[Entries taken from a collection]
◇ ◇ ◇ ◇
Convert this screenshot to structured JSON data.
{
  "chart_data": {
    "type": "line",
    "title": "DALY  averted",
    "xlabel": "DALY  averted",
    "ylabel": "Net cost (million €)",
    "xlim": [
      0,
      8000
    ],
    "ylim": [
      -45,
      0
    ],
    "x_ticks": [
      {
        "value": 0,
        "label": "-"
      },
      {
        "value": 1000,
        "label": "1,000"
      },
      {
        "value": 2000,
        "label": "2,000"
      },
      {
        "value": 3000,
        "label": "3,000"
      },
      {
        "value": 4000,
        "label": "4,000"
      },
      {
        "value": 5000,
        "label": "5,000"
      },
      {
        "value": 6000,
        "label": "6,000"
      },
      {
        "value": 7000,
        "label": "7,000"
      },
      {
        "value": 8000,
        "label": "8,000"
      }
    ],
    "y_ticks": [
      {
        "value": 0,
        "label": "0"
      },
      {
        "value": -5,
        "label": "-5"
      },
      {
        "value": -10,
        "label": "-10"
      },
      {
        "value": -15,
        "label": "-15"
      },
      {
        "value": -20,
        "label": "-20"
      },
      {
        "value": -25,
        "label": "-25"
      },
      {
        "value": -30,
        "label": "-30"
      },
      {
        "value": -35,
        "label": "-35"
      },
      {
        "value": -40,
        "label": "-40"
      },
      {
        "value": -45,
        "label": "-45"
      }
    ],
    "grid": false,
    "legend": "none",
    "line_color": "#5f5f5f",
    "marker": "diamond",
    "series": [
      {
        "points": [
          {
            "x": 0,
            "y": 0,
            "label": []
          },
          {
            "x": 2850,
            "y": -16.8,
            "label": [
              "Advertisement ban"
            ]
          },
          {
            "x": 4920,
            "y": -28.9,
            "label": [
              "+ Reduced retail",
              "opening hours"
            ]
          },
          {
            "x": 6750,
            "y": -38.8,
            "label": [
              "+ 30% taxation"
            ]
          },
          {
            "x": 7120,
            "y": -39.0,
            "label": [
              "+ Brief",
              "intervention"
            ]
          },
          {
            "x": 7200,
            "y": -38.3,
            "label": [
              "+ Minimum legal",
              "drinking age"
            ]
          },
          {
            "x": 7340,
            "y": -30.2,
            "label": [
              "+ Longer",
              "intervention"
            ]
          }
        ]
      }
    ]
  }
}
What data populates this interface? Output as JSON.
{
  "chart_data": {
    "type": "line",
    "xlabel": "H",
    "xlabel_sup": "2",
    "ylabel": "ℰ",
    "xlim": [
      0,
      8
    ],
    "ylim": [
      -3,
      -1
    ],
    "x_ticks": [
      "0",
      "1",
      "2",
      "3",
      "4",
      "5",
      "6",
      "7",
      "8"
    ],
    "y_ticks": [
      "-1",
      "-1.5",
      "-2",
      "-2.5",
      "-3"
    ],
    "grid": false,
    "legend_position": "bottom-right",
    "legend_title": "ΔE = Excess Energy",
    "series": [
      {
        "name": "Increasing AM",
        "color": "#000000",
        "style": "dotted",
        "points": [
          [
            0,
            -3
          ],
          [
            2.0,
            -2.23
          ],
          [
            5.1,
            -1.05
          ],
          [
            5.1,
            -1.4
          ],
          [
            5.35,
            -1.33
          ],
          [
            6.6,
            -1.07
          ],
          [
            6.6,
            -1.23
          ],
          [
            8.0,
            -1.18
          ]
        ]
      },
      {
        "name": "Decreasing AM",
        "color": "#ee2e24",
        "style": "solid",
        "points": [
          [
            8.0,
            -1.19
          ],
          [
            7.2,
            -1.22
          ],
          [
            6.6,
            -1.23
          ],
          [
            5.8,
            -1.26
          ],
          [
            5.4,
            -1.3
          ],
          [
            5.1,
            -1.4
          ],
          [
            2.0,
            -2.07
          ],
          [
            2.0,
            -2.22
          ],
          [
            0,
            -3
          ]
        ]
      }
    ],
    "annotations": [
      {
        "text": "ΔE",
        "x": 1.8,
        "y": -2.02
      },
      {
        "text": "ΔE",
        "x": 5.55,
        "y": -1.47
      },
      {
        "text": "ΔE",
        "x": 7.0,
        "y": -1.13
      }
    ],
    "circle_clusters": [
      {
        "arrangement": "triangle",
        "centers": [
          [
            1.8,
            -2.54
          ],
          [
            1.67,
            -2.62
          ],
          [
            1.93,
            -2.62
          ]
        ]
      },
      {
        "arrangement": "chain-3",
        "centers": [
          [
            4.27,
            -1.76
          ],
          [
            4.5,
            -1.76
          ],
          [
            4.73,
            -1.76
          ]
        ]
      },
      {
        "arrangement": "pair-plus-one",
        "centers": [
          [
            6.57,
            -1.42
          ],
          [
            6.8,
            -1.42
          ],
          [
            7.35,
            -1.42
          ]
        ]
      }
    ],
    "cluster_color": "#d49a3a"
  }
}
◇ ◇ ◇ ◇
Transcribe every entry word for word.

WRITTEN ANSWER:
Convert this screenshot to structured JSON data.
{
  "chart_data": {
    "type": "line",
    "title": "DALY  averted",
    "xlabel": "DALY  averted",
    "ylabel": "Net cost (million €)",
    "xlim": [
      0,
      8000
    ],
    "ylim": [
      -45,
      0
    ],
    "x_ticks": [
      {
        "value": 0,
        "label": "-"
      },
      {
        "value": 1000,
        "label": "1,000"
      },
      {
        "value": 2000,
        "label": "2,000"
      },
      {
        "value": 3000,
        "label": "3,000"
      },
      {
        "value": 4000,
        "label": "4,000"
      },
      {
        "value": 5000,
        "label": "5,000"
      },
      {
        "value": 6000,
        "label": "6,000"
      },
      {
        "value": 7000,
        "label": "7,000"
      },
      {
        "value": 8000,
        "label": "8,000"
      }
    ],
    "y_ticks": [
      {
        "value": 0,
        "label": "0"
      },
      {
        "value": -5,
        "label": "-5"
      },
      {
        "value": -10,
        "label": "-10"
      },
      {
        "value": -15,
        "label": "-15"
      },
      {
        "value": -20,
        "label": "-20"
      },
      {
        "value": -25,
        "label": "-25"
      },
      {
        "value": -30,
        "label": "-30"
      },
      {
        "value": -35,
        "label": "-35"
      },
      {
        "value": -40,
        "label": "-40"
      },
      {
        "value": -45,
        "label": "-45"
      }
    ],
    "grid": false,
    "legend": "none",
    "line_color": "#5f5f5f",
    "marker": "diamond",
    "series": [
      {
        "points": [
          {
            "x": 0,
            "y": 0,
            "label": []
          },
          {
            "x": 2850,
            "y": -16.8,
            "label": [
              "Advertisement ban"
            ]
          },
          {
            "x": 4920,
            "y": -28.9,
            "label": [
              "+ Reduced retail",
              "opening hours"
            ]
          },
          {
            "x": 6750,
            "y": -38.8,
            "label": [
              "+ 30% taxation"
            ]
          },
          {
            "x": 7120,
            "y": -39.0,
            "label": [
              "+ Brief",
              "intervention"
            ]
          },
          {
            "x": 7200,
            "y": -38.3,
            "label": [
              "+ Minimum legal",
              "drinking age"
            ]
          },
          {
            "x": 7340,
            "y": -30.2,
            "label": [
              "+ Longer",
              "intervention"
            ]
          }
        ]
      }
    ]
  }
}
What data populates this interface? Output as JSON.
{
  "chart_data": {
    "type": "line",
    "xlabel": "H",
    "xlabel_sup": "2",
    "ylabel": "ℰ",
    "xlim": [
      0,
      8
    ],
    "ylim": [
      -3,
      -1
    ],
    "x_ticks": [
      "0",
      "1",
      "2",
      "3",
      "4",
      "5",
      "6",
      "7",
      "8"
    ],
    "y_ticks": [
      "-1",
      "-1.5",
      "-2",
      "-2.5",
      "-3"
    ],
    "grid": false,
    "legend_position": "bottom-right",
    "legend_title": "ΔE = Excess Energy",
    "series": [
      {
        "name": "Increasing AM",
        "color": "#000000",
        "style": "dotted",
        "points": [
          [
            0,
            -3
          ],
          [
            2.0,
            -2.23
          ],
          [
            5.1,
            -1.05
          ],
          [
            5.1,
            -1.4
          ],
          [
            5.35,
            -1.33
          ],
          [
            6.6,
            -1.07
          ],
          [
            6.6,
            -1.23
          ],
          [
            8.0,
            -1.18
          ]
        ]
      },
      {
        "name": "Decreasing AM",
        "color": "#ee2e24",
        "style": "solid",
        "points": [
          [
            8.0,
            -1.19
          ],
          [
            7.2,
            -1.22
          ],
          [
            6.6,
            -1.23
          ],
          [
            5.8,
            -1.26
          ],
          [
            5.4,
            -1.3
          ],
          [
            5.1,
            -1.4
          ],
          [
            2.0,
            -2.07
          ],
          [
            2.0,
            -2.22
          ],
          [
            0,
            -3
          ]
        ]
      }
    ],
    "annotations": [
      {
        "text": "ΔE",
        "x": 1.8,
        "y": -2.02
      },
      {
        "text": "ΔE",
        "x": 5.55,
        "y": -1.47
      },
      {
        "text": "ΔE",
        "x": 7.0,
        "y": -1.13
      }
    ],
    "circle_clusters": [
      {
        "arrangement": "triangle",
        "centers": [
          [
            1.8,
            -2.54
          ],
          [
            1.67,
            -2.62
          ],
          [
            1.93,
            -2.62
          ]
        ]
      },
      {
        "arrangement": "chain-3",
        "centers": [
          [
            4.27,
            -1.76
          ],
          [
            4.5,
            -1.76
          ],
          [
            4.73,
            -1.76
          ]
        ]
      },
      {
        "arrangement": "pair-plus-one",
        "centers": [
          [
            6.57,
            -1.42
          ],
          [
            6.8,
            -1.42
          ],
          [
            7.35,
            -1.42
          ]
        ]
      }
    ],
    "cluster_color": "#d49a3a"
  }
}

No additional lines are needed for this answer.